#### Task to carry out:
Give a verbatim quotation of every record.

[start]

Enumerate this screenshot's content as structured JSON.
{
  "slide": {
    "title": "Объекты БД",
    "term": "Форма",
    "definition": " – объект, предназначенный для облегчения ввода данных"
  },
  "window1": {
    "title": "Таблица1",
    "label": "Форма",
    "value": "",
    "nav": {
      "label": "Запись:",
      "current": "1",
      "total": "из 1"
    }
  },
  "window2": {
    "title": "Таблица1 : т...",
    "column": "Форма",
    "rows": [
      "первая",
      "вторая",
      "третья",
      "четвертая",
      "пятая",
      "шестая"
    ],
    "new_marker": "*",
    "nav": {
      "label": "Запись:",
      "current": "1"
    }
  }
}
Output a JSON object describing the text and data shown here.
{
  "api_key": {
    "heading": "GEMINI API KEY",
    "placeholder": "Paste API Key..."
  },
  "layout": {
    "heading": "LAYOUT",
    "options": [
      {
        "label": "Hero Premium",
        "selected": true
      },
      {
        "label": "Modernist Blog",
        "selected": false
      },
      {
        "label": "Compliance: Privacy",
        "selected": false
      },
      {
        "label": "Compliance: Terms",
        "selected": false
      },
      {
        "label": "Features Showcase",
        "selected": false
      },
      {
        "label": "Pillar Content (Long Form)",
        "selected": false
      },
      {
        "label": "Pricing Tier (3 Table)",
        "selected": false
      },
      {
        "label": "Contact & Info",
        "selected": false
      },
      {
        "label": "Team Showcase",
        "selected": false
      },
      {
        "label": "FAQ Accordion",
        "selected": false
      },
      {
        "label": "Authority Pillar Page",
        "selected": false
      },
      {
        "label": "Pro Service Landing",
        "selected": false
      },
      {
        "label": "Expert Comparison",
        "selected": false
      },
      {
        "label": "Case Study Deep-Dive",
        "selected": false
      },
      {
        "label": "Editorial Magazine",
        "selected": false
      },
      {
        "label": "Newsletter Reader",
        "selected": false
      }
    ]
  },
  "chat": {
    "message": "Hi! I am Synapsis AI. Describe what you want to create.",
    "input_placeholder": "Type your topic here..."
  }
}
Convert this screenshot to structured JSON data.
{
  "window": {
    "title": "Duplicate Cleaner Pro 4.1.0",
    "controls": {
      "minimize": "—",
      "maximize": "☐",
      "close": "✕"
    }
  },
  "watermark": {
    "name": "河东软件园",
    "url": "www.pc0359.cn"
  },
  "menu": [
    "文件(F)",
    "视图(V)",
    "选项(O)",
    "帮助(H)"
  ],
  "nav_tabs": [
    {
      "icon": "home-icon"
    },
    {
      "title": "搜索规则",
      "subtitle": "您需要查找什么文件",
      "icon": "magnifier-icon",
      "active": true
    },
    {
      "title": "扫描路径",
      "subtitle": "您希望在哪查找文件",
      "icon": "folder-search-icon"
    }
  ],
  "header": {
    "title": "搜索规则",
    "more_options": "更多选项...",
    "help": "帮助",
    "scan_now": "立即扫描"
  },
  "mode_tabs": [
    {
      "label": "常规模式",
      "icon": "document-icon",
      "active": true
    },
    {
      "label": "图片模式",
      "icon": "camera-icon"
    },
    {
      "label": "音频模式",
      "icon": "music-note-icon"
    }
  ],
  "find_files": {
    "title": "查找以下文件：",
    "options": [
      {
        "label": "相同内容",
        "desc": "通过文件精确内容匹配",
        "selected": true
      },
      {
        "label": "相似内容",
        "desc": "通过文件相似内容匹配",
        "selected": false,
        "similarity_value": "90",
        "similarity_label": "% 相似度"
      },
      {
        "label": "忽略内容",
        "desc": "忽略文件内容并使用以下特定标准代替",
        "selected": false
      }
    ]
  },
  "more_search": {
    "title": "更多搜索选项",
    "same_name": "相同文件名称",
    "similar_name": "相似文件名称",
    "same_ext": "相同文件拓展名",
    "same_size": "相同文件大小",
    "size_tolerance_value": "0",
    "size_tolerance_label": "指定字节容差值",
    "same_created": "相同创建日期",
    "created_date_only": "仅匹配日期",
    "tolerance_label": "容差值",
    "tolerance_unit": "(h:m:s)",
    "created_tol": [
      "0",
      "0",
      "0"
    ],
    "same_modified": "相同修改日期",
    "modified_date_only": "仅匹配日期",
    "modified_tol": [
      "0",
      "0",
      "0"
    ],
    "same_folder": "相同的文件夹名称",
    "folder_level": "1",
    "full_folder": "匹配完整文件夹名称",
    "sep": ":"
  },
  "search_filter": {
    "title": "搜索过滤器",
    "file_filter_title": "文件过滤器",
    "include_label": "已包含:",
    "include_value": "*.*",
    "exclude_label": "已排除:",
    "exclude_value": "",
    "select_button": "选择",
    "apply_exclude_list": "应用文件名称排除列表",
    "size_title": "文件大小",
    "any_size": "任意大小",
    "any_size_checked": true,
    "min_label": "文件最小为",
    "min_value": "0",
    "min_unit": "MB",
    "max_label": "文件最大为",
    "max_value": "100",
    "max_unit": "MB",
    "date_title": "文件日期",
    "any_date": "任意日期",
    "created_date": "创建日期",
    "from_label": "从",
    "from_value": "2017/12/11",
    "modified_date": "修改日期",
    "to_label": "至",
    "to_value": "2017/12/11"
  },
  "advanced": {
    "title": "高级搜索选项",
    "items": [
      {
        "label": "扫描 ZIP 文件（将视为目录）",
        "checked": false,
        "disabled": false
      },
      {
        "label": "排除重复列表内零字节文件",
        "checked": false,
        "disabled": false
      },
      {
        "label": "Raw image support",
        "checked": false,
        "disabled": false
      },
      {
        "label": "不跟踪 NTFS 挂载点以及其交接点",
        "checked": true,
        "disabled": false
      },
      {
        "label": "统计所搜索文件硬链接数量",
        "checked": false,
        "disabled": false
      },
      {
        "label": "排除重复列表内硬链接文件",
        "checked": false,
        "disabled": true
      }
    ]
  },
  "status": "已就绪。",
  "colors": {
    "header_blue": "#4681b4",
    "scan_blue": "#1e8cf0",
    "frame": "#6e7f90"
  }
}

[end]

#### Output below:
Enumerate this screenshot's content as structured JSON.
{
  "slide": {
    "title": "Объекты БД",
    "term": "Форма",
    "definition": " – объект, предназначенный для облегчения ввода данных"
  },
  "window1": {
    "title": "Таблица1",
    "label": "Форма",
    "value": "",
    "nav": {
      "label": "Запись:",
      "current": "1",
      "total": "из 1"
    }
  },
  "window2": {
    "title": "Таблица1 : т...",
    "column": "Форма",
    "rows": [
      "первая",
      "вторая",
      "третья",
      "четвертая",
      "пятая",
      "шестая"
    ],
    "new_marker": "*",
    "nav": {
      "label": "Запись:",
      "current": "1"
    }
  }
}
Output a JSON object describing the text and data shown here.
{
  "api_key": {
    "heading": "GEMINI API KEY",
    "placeholder": "Paste API Key..."
  },
  "layout": {
    "heading": "LAYOUT",
    "options": [
      {
        "label": "Hero Premium",
        "selected": true
      },
      {
        "label": "Modernist Blog",
        "selected": false
      },
      {
        "label": "Compliance: Privacy",
        "selected": false
      },
      {
        "label": "Compliance: Terms",
        "selected": false
      },
      {
        "label": "Features Showcase",
        "selected": false
      },
      {
        "label": "Pillar Content (Long Form)",
        "selected": false
      },
      {
        "label": "Pricing Tier (3 Table)",
        "selected": false
      },
      {
        "label": "Contact & Info",
        "selected": false
      },
      {
        "label": "Team Showcase",
        "selected": false
      },
      {
        "label": "FAQ Accordion",
        "selected": false
      },
      {
        "label": "Authority Pillar Page",
        "selected": false
      },
      {
        "label": "Pro Service Landing",
        "selected": false
      },
      {
        "label": "Expert Comparison",
        "selected": false
      },
      {
        "label": "Case Study Deep-Dive",
        "selected": false
      },
      {
        "label": "Editorial Magazine",
        "selected": false
      },
      {
        "label": "Newsletter Reader",
        "selected": false
      }
    ]
  },
  "chat": {
    "message": "Hi! I am Synapsis AI. Describe what you want to create.",
    "input_placeholder": "Type your topic here..."
  }
}
Convert this screenshot to structured JSON data.
{
  "window": {
    "title": "Duplicate Cleaner Pro 4.1.0",
    "controls": {
      "minimize": "—",
      "maximize": "☐",
      "close": "✕"
    }
  },
  "watermark": {
    "name": "河东软件园",
    "url": "www.pc0359.cn"
  },
  "menu": [
    "文件(F)",
    "视图(V)",
    "选项(O)",
    "帮助(H)"
  ],
  "nav_tabs": [
    {
      "icon": "home-icon"
    },
    {
      "title": "搜索规则",
      "subtitle": "您需要查找什么文件",
      "icon": "magnifier-icon",
      "active": true
    },
    {
      "title": "扫描路径",
      "subtitle": "您希望在哪查找文件",
      "icon": "folder-search-icon"
    }
  ],
  "header": {
    "title": "搜索规则",
    "more_options": "更多选项...",
    "help": "帮助",
    "scan_now": "立即扫描"
  },
  "mode_tabs": [
    {
      "label": "常规模式",
      "icon": "document-icon",
      "active": true
    },
    {
      "label": "图片模式",
      "icon": "camera-icon"
    },
    {
      "label": "音频模式",
      "icon": "music-note-icon"
    }
  ],
  "find_files": {
    "title": "查找以下文件：",
    "options": [
      {
        "label": "相同内容",
        "desc": "通过文件精确内容匹配",
        "selected": true
      },
      {
        "label": "相似内容",
        "desc": "通过文件相似内容匹配",
        "selected": false,
        "similarity_value": "90",
        "similarity_label": "% 相似度"
      },
      {
        "label": "忽略内容",
        "desc": "忽略文件内容并使用以下特定标准代替",
        "selected": false
      }
    ]
  },
  "more_search": {
    "title": "更多搜索选项",
    "same_name": "相同文件名称",
    "similar_name": "相似文件名称",
    "same_ext": "相同文件拓展名",
    "same_size": "相同文件大小",
    "size_tolerance_value": "0",
    "size_tolerance_label": "指定字节容差值",
    "same_created": "相同创建日期",
    "created_date_only": "仅匹配日期",
    "tolerance_label": "容差值",
    "tolerance_unit": "(h:m:s)",
    "created_tol": [
      "0",
      "0",
      "0"
    ],
    "same_modified": "相同修改日期",
    "modified_date_only": "仅匹配日期",
    "modified_tol": [
      "0",
      "0",
      "0"
    ],
    "same_folder": "相同的文件夹名称",
    "folder_level": "1",
    "full_folder": "匹配完整文件夹名称",
    "sep": ":"
  },
  "search_filter": {
    "title": "搜索过滤器",
    "file_filter_title": "文件过滤器",
    "include_label": "已包含:",
    "include_value": "*.*",
    "exclude_label": "已排除:",
    "exclude_value": "",
    "select_button": "选择",
    "apply_exclude_list": "应用文件名称排除列表",
    "size_title": "文件大小",
    "any_size": "任意大小",
    "any_size_checked": true,
    "min_label": "文件最小为",
    "min_value": "0",
    "min_unit": "MB",
    "max_label": "文件最大为",
    "max_value": "100",
    "max_unit": "MB",
    "date_title": "文件日期",
    "any_date": "任意日期",
    "created_date": "创建日期",
    "from_label": "从",
    "from_value": "2017/12/11",
    "modified_date": "修改日期",
    "to_label": "至",
    "to_value": "2017/12/11"
  },
  "advanced": {
    "title": "高级搜索选项",
    "items": [
      {
        "label": "扫描 ZIP 文件（将视为目录）",
        "checked": false,
        "disabled": false
      },
      {
        "label": "排除重复列表内零字节文件",
        "checked": false,
        "disabled": false
      },
      {
        "label": "Raw image support",
        "checked": false,
        "disabled": false
      },
      {
        "label": "不跟踪 NTFS 挂载点以及其交接点",
        "checked": true,
        "disabled": false
      },
      {
        "label": "统计所搜索文件硬链接数量",
        "checked": false,
        "disabled": false
      },
      {
        "label": "排除重复列表内硬链接文件",
        "checked": false,
        "disabled": true
      }
    ]
  },
  "status": "已就绪。",
  "colors": {
    "header_blue": "#4681b4",
    "scan_blue": "#1e8cf0",
    "frame": "#6e7f90"
  }
}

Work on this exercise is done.